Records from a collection
'''
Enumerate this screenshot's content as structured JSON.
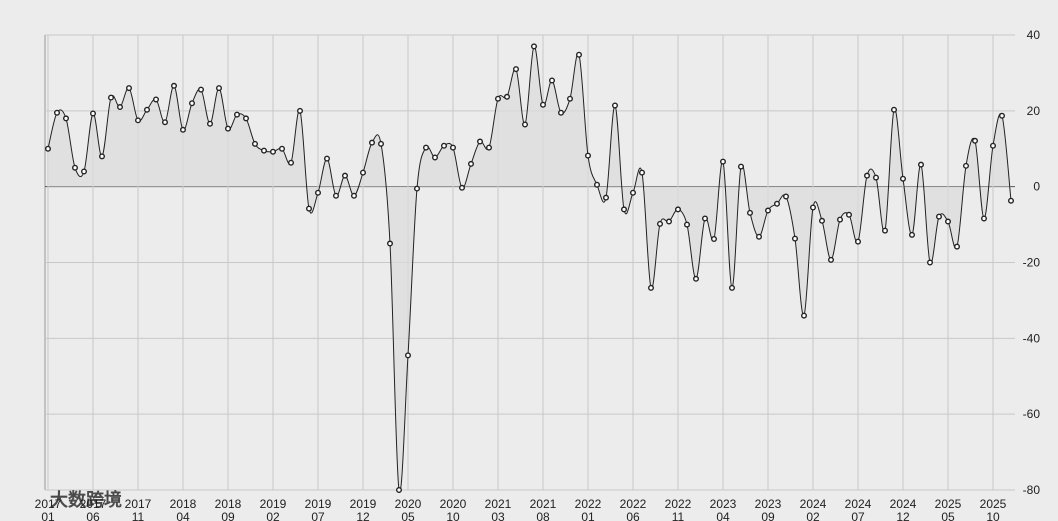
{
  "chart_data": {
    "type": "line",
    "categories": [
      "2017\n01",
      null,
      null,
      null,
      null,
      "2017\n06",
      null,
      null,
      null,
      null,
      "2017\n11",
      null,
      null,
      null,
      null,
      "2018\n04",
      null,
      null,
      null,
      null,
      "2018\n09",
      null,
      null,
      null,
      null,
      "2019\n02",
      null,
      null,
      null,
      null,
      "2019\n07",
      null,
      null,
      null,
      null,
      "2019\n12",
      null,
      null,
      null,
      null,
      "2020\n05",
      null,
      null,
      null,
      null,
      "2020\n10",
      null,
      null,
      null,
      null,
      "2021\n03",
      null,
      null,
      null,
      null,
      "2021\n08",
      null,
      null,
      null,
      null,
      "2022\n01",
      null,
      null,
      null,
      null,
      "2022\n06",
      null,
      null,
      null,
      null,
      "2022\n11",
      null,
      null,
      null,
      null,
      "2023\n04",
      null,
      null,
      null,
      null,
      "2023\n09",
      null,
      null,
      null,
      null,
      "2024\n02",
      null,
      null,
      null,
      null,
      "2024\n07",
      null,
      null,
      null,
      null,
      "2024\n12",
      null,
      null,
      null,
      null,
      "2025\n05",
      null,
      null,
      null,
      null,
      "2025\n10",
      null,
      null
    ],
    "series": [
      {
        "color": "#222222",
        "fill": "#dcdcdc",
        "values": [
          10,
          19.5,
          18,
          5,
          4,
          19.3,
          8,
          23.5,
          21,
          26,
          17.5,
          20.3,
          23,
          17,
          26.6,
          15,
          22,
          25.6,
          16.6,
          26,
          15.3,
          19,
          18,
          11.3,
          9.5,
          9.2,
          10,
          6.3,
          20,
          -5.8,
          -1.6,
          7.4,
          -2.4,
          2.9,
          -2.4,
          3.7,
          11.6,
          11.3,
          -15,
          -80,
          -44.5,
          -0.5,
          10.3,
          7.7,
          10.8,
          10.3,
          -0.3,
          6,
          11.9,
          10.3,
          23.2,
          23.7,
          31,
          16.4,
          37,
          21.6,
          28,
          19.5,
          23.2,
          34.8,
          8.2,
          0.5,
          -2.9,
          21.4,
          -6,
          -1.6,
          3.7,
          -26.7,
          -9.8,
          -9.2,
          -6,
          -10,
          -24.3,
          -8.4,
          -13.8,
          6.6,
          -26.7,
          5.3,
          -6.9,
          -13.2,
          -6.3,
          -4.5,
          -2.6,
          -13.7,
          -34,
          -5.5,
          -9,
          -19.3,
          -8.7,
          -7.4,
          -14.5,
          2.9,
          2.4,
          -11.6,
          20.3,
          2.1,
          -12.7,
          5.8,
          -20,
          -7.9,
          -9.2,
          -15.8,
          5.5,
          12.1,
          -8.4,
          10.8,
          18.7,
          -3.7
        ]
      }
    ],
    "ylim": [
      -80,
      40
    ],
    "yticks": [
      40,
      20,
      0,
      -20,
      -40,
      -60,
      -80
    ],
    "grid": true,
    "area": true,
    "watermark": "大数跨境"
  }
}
'''
SET EXERCISE
Your task is to reproduce all of the material exactly. The pictures stay out.

FULL SOLUTION
Enumerate this screenshot's content as structured JSON.
{
  "chart_data": {
    "type": "line",
    "categories": [
      "2017\n01",
      null,
      null,
      null,
      null,
      "2017\n06",
      null,
      null,
      null,
      null,
      "2017\n11",
      null,
      null,
      null,
      null,
      "2018\n04",
      null,
      null,
      null,
      null,
      "2018\n09",
      null,
      null,
      null,
      null,
      "2019\n02",
      null,
      null,
      null,
      null,
      "2019\n07",
      null,
      null,
      null,
      null,
      "2019\n12",
      null,
      null,
      null,
      null,
      "2020\n05",
      null,
      null,
      null,
      null,
      "2020\n10",
      null,
      null,
      null,
      null,
      "2021\n03",
      null,
      null,
      null,
      null,
      "2021\n08",
      null,
      null,
      null,
      null,
      "2022\n01",
      null,
      null,
      null,
      null,
      "2022\n06",
      null,
      null,
      null,
      null,
      "2022\n11",
      null,
      null,
      null,
      null,
      "2023\n04",
      null,
      null,
      null,
      null,
      "2023\n09",
      null,
      null,
      null,
      null,
      "2024\n02",
      null,
      null,
      null,
      null,
      "2024\n07",
      null,
      null,
      null,
      null,
      "2024\n12",
      null,
      null,
      null,
      null,
      "2025\n05",
      null,
      null,
      null,
      null,
      "2025\n10",
      null,
      null
    ],
    "series": [
      {
        "color": "#222222",
        "fill": "#dcdcdc",
        "values": [
          10,
          19.5,
          18,
          5,
          4,
          19.3,
          8,
          23.5,
          21,
          26,
          17.5,
          20.3,
          23,
          17,
          26.6,
          15,
          22,
          25.6,
          16.6,
          26,
          15.3,
          19,
          18,
          11.3,
          9.5,
          9.2,
          10,
          6.3,
          20,
          -5.8,
          -1.6,
          7.4,
          -2.4,
          2.9,
          -2.4,
          3.7,
          11.6,
          11.3,
          -15,
          -80,
          -44.5,
          -0.5,
          10.3,
          7.7,
          10.8,
          10.3,
          -0.3,
          6,
          11.9,
          10.3,
          23.2,
          23.7,
          31,
          16.4,
          37,
          21.6,
          28,
          19.5,
          23.2,
          34.8,
          8.2,
          0.5,
          -2.9,
          21.4,
          -6,
          -1.6,
          3.7,
          -26.7,
          -9.8,
          -9.2,
          -6,
          -10,
          -24.3,
          -8.4,
          -13.8,
          6.6,
          -26.7,
          5.3,
          -6.9,
          -13.2,
          -6.3,
          -4.5,
          -2.6,
          -13.7,
          -34,
          -5.5,
          -9,
          -19.3,
          -8.7,
          -7.4,
          -14.5,
          2.9,
          2.4,
          -11.6,
          20.3,
          2.1,
          -12.7,
          5.8,
          -20,
          -7.9,
          -9.2,
          -15.8,
          5.5,
          12.1,
          -8.4,
          10.8,
          18.7,
          -3.7
        ]
      }
    ],
    "ylim": [
      -80,
      40
    ],
    "yticks": [
      40,
      20,
      0,
      -20,
      -40,
      -60,
      -80
    ],
    "grid": true,
    "area": true,
    "watermark": "大数跨境"
  }
}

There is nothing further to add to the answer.